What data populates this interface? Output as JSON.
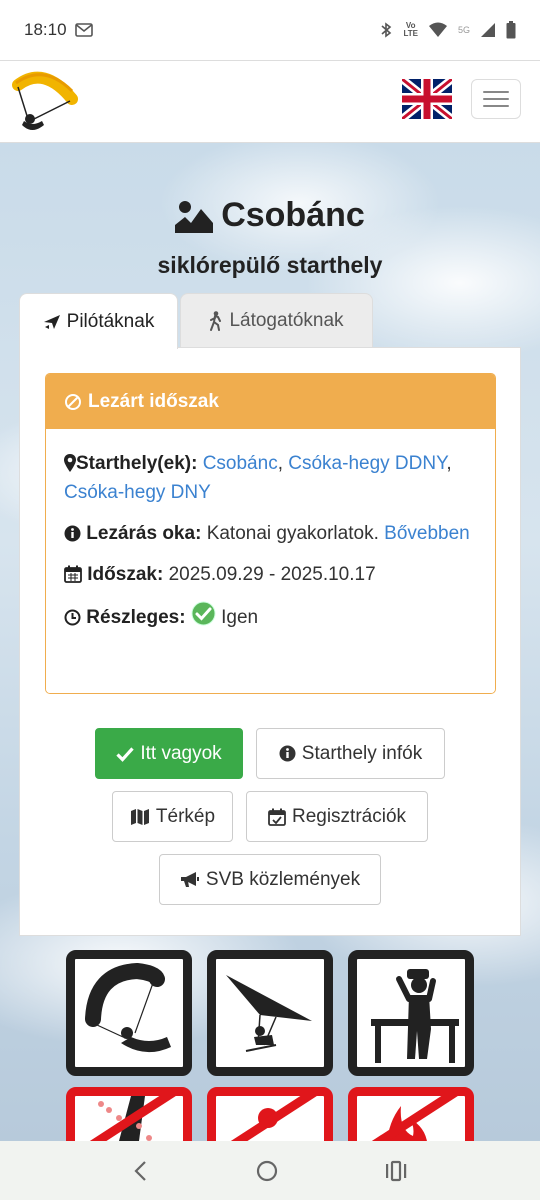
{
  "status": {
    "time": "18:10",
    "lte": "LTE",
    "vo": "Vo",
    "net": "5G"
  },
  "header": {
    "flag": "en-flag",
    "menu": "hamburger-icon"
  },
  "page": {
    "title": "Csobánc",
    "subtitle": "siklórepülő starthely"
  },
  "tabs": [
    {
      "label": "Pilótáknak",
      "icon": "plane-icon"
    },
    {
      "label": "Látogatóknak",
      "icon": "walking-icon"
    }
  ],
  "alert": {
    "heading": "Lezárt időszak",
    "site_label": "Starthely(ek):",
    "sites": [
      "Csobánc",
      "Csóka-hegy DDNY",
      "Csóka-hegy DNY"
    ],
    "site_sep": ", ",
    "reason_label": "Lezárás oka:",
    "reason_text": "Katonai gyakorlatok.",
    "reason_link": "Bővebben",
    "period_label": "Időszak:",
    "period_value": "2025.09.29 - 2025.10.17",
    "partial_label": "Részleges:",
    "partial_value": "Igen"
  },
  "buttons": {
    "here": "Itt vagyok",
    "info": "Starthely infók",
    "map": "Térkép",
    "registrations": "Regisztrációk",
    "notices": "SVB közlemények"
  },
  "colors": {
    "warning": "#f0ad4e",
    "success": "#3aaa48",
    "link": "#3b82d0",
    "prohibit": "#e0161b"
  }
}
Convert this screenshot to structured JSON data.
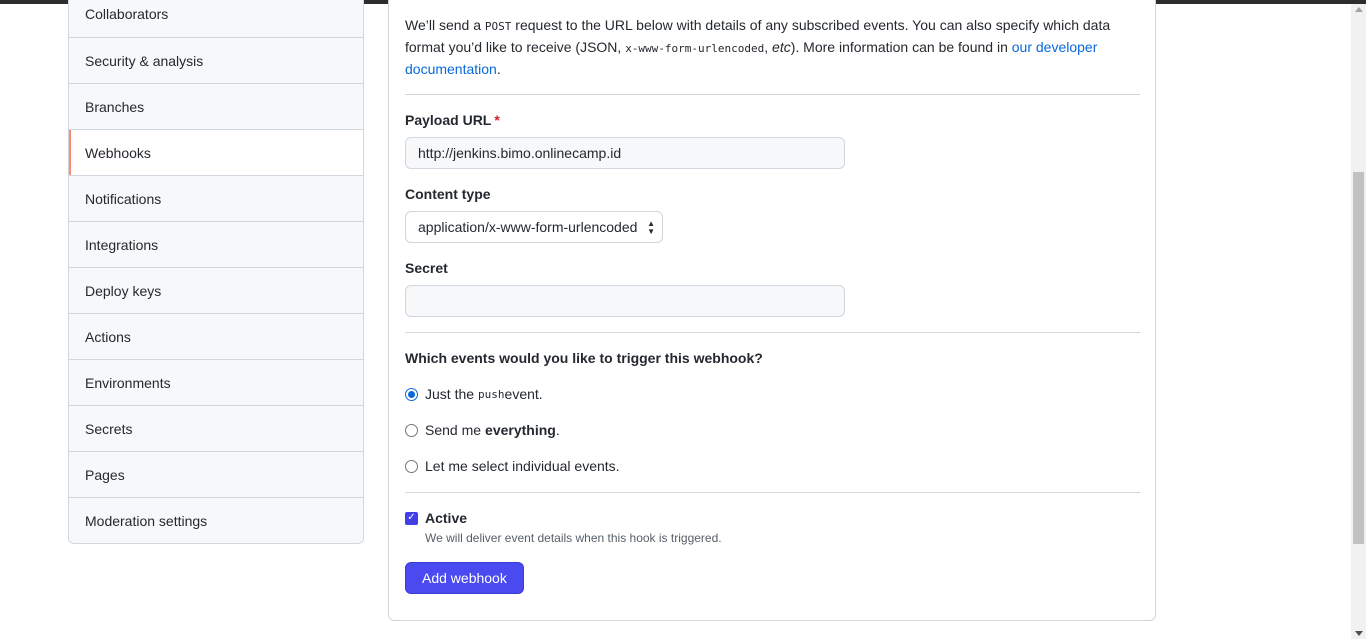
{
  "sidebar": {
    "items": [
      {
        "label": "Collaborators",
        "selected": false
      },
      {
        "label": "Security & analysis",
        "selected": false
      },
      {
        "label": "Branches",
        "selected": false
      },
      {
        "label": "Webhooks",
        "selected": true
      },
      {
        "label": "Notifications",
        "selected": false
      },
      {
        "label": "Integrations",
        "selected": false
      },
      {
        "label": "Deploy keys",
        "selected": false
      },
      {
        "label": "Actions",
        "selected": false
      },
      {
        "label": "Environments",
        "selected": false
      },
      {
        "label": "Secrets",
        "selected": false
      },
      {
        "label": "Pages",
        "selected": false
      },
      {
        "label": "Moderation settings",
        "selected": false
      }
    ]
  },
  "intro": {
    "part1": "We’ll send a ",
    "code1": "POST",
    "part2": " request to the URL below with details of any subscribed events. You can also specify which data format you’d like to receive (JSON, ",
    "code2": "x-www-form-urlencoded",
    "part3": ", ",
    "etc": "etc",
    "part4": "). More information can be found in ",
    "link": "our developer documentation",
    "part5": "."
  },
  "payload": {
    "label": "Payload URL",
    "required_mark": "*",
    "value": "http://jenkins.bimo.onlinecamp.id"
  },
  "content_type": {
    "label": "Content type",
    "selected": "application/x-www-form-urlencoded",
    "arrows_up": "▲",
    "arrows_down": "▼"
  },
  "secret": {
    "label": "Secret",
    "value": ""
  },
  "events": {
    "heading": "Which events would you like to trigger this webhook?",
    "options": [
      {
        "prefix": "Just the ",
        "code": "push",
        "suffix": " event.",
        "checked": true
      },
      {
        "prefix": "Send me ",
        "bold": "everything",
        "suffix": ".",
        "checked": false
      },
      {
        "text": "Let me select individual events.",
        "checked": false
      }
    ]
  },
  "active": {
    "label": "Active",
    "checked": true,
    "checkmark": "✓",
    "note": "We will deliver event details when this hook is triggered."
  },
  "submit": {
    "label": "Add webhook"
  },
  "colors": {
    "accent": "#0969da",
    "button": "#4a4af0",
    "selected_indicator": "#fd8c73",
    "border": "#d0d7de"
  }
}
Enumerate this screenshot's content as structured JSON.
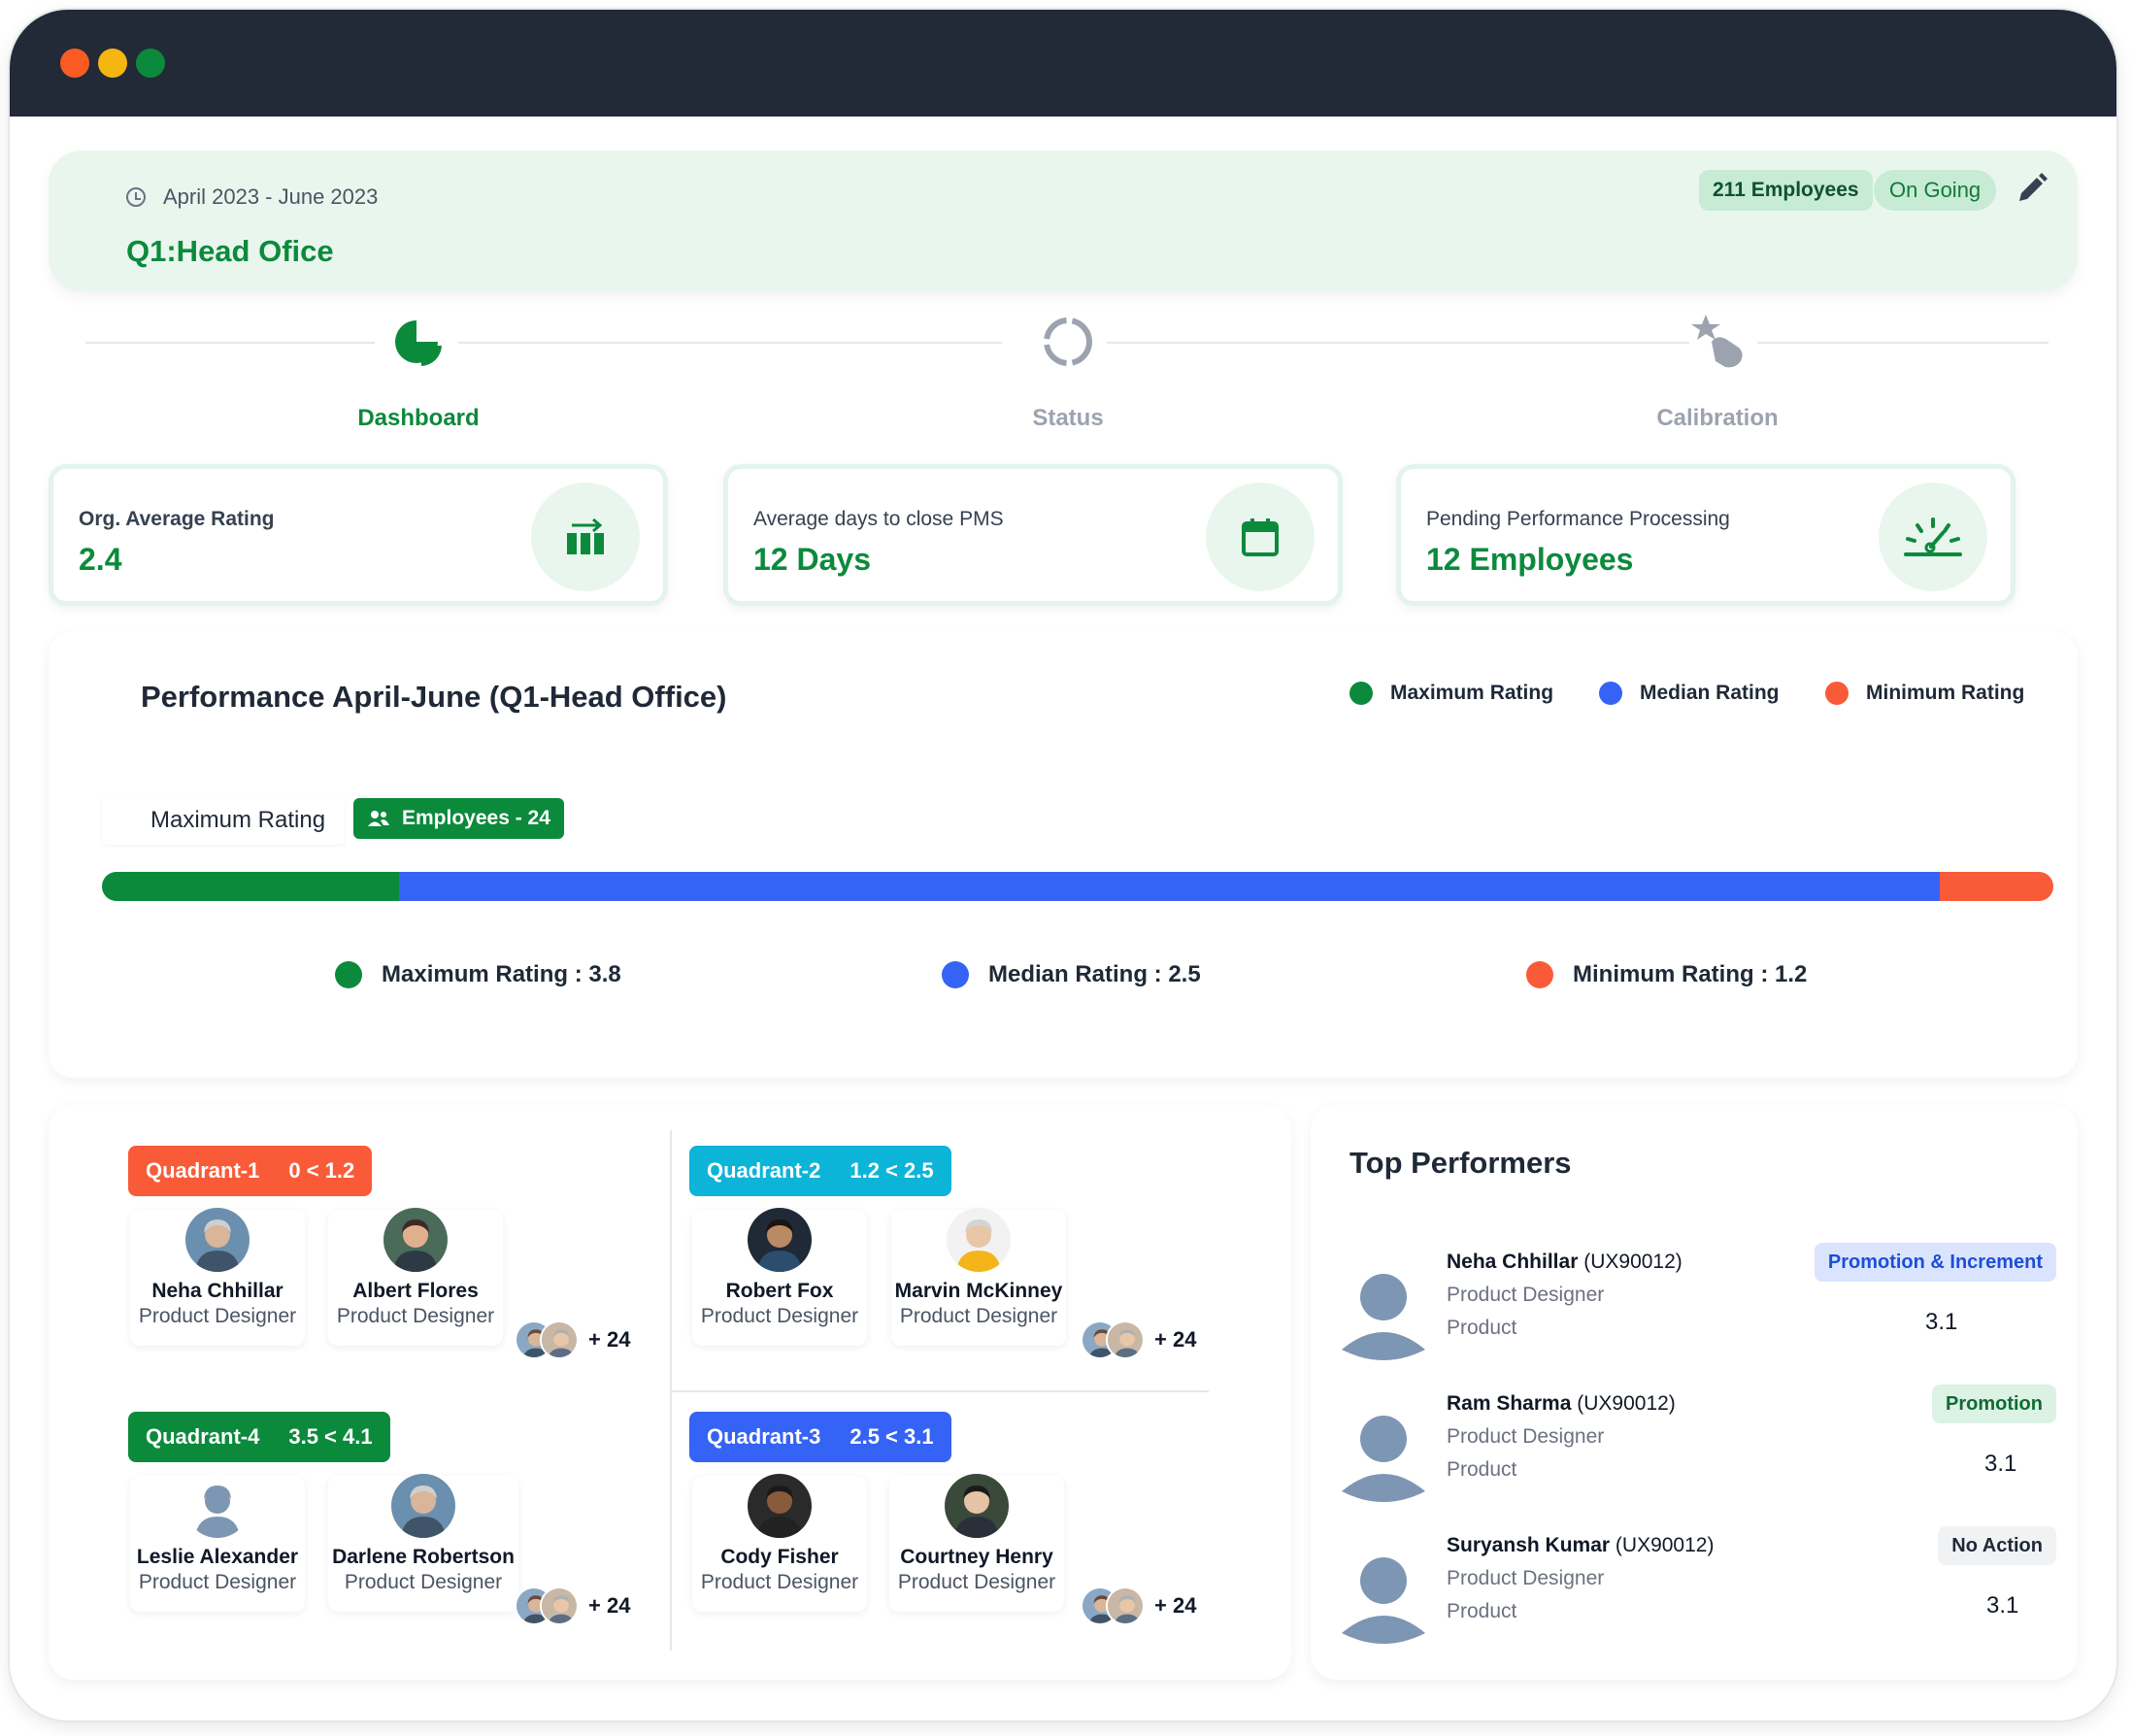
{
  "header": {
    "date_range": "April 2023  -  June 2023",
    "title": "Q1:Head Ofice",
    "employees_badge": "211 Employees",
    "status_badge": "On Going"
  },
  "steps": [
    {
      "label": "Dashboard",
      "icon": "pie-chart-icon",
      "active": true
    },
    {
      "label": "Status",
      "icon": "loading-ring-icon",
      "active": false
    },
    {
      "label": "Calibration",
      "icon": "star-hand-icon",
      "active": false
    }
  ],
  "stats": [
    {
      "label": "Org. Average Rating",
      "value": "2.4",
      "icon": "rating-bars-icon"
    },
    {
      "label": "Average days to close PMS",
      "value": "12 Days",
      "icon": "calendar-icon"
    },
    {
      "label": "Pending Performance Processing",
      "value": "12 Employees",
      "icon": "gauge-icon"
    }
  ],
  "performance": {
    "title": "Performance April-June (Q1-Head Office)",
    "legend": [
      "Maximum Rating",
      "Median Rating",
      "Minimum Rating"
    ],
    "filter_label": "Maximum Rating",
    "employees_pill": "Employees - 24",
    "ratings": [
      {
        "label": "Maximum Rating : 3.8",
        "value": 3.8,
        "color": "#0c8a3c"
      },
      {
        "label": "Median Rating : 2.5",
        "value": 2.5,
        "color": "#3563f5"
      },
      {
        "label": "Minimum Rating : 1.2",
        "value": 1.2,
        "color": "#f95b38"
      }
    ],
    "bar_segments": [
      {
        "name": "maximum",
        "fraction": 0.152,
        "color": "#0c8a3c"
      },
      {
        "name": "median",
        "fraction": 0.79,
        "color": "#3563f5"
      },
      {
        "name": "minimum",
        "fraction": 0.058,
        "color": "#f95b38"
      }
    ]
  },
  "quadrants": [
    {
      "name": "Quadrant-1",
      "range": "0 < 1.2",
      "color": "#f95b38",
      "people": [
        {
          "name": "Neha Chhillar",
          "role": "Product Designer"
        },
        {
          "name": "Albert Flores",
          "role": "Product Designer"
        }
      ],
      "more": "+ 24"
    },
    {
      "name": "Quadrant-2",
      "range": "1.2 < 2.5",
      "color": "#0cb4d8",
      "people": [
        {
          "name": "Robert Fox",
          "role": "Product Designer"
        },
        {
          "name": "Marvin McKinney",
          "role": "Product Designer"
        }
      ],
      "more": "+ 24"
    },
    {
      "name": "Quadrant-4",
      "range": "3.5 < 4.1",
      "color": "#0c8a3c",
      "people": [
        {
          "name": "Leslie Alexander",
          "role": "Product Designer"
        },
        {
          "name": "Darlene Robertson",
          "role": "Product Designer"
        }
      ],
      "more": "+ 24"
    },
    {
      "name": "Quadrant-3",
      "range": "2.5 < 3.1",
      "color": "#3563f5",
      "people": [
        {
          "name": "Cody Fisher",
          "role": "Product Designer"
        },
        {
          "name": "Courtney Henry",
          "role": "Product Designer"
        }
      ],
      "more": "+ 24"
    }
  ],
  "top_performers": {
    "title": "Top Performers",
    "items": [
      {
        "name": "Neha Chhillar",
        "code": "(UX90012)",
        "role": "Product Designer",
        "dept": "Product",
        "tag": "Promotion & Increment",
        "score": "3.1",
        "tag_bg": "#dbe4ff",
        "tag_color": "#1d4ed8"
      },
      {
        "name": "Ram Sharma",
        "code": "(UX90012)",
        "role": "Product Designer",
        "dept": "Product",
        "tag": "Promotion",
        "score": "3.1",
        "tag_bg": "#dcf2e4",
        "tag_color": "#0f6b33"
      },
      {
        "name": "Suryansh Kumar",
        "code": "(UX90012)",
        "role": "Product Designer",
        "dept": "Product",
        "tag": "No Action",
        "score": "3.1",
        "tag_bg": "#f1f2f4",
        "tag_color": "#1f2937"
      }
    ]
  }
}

_DIRECTIONS FOR THIS TASK_
In the records above, find each line holding "events" and copy it.

_FINISHED EXERCISE_
    "part2": " request to the URL below with details of any subscribed events. You can also specify which data format you’d like to receive (JSON, ",
  "events": {
    "heading": "Which events would you like to trigger this webhook?",
        "text": "Let me select individual events.",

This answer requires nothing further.